Start
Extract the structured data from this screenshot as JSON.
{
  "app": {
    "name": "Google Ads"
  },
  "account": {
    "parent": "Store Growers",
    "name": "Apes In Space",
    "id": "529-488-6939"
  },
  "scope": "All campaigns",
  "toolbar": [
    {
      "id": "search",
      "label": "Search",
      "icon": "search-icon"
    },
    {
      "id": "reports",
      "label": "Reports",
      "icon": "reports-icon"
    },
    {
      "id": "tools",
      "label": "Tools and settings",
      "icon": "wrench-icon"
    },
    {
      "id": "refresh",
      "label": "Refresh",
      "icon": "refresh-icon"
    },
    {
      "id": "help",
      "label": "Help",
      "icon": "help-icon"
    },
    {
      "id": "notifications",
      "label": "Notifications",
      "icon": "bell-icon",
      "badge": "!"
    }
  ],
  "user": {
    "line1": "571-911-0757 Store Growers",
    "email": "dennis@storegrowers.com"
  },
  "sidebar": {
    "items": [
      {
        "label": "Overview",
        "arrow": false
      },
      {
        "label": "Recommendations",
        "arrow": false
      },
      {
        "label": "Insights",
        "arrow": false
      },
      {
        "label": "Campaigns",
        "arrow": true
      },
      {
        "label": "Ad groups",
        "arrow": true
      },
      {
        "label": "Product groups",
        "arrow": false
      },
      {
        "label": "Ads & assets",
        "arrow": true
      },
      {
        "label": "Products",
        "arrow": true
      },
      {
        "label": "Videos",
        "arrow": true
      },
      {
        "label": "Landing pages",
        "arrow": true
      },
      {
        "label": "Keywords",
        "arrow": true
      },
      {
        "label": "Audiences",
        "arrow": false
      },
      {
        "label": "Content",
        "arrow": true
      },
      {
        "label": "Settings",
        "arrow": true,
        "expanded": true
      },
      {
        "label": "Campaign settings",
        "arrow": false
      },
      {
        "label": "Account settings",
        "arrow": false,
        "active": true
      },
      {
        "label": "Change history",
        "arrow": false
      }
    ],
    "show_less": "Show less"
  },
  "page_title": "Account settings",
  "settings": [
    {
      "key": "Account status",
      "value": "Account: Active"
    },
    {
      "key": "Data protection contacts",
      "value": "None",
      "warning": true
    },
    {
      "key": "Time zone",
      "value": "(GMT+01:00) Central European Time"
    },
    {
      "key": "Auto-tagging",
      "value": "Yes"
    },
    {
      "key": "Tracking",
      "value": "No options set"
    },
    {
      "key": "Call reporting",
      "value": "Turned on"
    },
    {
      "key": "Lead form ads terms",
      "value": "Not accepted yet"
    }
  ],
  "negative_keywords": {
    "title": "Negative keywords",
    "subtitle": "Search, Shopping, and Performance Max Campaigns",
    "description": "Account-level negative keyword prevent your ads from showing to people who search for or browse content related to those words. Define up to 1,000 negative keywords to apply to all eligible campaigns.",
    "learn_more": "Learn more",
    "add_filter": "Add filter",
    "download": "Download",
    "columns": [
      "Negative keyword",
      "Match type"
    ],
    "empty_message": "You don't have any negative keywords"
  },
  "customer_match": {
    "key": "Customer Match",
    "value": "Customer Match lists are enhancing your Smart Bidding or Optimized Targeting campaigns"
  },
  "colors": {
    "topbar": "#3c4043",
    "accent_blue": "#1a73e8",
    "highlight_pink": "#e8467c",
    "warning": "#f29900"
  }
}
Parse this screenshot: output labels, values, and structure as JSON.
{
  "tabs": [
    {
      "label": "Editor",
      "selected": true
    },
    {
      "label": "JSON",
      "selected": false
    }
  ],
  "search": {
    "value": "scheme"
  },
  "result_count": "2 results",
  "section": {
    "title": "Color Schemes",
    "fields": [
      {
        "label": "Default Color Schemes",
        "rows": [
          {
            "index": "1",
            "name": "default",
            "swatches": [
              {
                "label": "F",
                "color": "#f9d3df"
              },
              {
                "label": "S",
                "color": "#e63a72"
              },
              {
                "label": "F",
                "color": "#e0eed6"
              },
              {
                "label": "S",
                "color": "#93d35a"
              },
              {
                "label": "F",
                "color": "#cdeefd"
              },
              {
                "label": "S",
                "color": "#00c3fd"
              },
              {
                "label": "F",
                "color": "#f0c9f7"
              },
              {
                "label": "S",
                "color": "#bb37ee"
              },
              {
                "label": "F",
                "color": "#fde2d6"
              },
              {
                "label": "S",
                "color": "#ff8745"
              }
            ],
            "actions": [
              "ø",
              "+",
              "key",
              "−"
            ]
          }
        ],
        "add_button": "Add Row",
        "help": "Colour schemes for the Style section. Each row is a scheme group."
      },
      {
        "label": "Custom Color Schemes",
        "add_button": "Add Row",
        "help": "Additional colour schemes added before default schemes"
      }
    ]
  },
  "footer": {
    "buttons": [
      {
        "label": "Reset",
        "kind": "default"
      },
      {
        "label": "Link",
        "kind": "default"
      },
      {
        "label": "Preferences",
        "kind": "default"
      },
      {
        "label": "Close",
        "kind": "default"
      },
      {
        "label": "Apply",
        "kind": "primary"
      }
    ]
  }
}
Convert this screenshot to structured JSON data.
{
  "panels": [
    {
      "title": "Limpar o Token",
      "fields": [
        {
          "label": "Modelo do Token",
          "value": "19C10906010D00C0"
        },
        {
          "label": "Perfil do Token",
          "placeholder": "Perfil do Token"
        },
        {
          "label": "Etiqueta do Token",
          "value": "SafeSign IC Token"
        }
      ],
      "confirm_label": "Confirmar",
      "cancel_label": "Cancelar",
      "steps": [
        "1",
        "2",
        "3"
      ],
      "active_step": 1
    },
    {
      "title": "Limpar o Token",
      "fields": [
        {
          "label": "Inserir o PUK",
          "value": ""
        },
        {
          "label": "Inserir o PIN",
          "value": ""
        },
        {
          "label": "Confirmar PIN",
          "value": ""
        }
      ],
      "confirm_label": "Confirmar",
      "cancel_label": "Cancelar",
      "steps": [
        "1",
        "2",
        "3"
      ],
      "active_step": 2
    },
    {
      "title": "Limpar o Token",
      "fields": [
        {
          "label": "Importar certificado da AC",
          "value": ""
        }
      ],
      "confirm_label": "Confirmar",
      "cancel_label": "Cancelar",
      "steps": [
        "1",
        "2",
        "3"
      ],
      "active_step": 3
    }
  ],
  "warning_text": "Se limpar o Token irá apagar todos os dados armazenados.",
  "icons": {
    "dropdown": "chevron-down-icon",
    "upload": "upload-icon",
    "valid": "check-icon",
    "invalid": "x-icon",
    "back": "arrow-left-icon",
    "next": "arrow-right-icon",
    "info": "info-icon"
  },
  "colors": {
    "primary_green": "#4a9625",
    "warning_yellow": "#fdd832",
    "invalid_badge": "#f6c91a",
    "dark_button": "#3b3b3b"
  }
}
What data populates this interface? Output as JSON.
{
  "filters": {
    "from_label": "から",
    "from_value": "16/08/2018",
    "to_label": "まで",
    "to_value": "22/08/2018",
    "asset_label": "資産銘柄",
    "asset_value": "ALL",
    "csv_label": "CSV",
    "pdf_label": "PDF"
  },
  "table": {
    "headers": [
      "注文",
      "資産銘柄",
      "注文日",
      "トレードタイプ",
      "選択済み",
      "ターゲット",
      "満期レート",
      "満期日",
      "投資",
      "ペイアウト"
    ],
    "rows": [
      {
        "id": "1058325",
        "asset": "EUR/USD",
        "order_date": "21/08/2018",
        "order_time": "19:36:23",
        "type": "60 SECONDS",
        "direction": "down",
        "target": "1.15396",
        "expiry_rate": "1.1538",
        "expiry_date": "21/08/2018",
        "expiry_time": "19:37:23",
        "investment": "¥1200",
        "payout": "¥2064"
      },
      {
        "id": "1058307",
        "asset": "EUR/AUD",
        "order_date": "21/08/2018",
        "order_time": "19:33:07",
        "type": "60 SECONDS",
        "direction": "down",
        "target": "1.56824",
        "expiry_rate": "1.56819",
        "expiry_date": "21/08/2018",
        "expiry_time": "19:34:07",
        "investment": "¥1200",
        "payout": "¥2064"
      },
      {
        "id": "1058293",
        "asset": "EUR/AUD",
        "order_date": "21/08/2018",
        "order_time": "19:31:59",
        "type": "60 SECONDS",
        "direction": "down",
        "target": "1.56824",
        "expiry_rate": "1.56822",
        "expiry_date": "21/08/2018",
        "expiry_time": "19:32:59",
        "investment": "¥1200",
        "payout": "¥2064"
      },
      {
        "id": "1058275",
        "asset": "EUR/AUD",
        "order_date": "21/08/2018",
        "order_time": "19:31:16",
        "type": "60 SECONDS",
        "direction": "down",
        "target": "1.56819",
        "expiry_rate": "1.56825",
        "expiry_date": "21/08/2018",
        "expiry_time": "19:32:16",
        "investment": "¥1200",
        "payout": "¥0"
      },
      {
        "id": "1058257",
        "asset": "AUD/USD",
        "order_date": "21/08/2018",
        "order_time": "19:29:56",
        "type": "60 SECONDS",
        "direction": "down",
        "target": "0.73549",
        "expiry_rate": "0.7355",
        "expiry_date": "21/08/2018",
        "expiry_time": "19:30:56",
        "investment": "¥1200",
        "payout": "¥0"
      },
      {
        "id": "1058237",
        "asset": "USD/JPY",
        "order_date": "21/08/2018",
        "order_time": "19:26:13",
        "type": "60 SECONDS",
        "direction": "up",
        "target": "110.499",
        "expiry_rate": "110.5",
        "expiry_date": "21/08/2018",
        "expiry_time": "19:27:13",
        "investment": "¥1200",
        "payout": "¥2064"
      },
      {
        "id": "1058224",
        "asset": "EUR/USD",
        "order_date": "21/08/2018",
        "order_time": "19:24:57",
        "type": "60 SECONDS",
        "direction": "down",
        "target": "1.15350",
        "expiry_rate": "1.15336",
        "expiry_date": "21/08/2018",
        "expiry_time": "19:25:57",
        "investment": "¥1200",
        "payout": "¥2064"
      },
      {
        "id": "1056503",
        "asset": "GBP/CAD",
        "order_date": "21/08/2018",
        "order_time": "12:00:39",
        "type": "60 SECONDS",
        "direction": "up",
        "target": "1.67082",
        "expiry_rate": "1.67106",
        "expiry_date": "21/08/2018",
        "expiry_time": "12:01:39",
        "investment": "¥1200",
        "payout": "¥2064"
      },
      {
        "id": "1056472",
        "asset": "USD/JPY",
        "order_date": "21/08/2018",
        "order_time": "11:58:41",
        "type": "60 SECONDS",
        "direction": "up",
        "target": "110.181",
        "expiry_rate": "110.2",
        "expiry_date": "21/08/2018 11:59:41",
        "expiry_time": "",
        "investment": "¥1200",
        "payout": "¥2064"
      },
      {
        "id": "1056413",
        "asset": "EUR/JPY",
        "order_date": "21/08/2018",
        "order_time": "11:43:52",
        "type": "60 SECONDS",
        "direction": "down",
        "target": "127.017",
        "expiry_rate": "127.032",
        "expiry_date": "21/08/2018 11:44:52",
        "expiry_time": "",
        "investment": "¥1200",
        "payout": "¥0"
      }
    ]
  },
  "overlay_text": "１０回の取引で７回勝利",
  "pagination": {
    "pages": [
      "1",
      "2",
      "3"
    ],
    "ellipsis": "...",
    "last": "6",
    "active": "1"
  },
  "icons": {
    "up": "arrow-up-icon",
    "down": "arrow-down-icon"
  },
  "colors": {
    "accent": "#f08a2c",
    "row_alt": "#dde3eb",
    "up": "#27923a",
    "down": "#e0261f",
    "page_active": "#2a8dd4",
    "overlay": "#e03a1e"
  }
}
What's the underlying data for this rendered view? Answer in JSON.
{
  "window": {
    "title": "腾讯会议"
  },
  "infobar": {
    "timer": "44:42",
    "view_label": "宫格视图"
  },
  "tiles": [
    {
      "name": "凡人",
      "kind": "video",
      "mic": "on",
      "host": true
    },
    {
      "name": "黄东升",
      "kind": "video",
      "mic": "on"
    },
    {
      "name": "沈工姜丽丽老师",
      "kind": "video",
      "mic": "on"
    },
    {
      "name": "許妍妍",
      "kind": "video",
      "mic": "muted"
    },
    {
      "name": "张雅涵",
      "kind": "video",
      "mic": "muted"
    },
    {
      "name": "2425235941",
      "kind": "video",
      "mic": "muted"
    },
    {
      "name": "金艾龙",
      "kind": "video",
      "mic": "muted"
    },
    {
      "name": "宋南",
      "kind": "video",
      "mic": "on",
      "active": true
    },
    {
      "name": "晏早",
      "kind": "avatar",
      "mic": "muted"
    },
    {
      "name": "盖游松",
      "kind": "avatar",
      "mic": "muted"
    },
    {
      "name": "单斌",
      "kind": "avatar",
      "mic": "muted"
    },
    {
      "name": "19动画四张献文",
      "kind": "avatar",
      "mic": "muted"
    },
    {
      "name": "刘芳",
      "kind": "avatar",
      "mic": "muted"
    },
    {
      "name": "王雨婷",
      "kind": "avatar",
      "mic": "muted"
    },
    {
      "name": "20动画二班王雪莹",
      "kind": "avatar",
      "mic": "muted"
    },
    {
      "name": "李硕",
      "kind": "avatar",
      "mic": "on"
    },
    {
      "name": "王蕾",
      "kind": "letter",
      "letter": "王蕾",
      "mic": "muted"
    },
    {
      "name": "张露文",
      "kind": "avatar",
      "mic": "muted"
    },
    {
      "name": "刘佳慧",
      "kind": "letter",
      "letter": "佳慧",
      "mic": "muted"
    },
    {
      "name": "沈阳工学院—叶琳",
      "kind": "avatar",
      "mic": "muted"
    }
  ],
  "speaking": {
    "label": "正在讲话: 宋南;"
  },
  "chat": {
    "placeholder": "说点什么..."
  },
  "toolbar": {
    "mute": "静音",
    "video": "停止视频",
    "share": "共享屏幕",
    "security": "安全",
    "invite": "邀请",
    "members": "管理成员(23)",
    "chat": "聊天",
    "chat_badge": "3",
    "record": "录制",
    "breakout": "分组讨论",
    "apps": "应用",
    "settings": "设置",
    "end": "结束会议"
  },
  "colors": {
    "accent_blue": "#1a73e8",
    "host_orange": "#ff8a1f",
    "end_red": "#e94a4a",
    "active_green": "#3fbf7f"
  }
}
End
Do this. From the entries above, pull out each line that includes "structured".

Correct answer.
Extract the structured data from this screenshot as JSON.
Convert this screenshot to structured JSON data.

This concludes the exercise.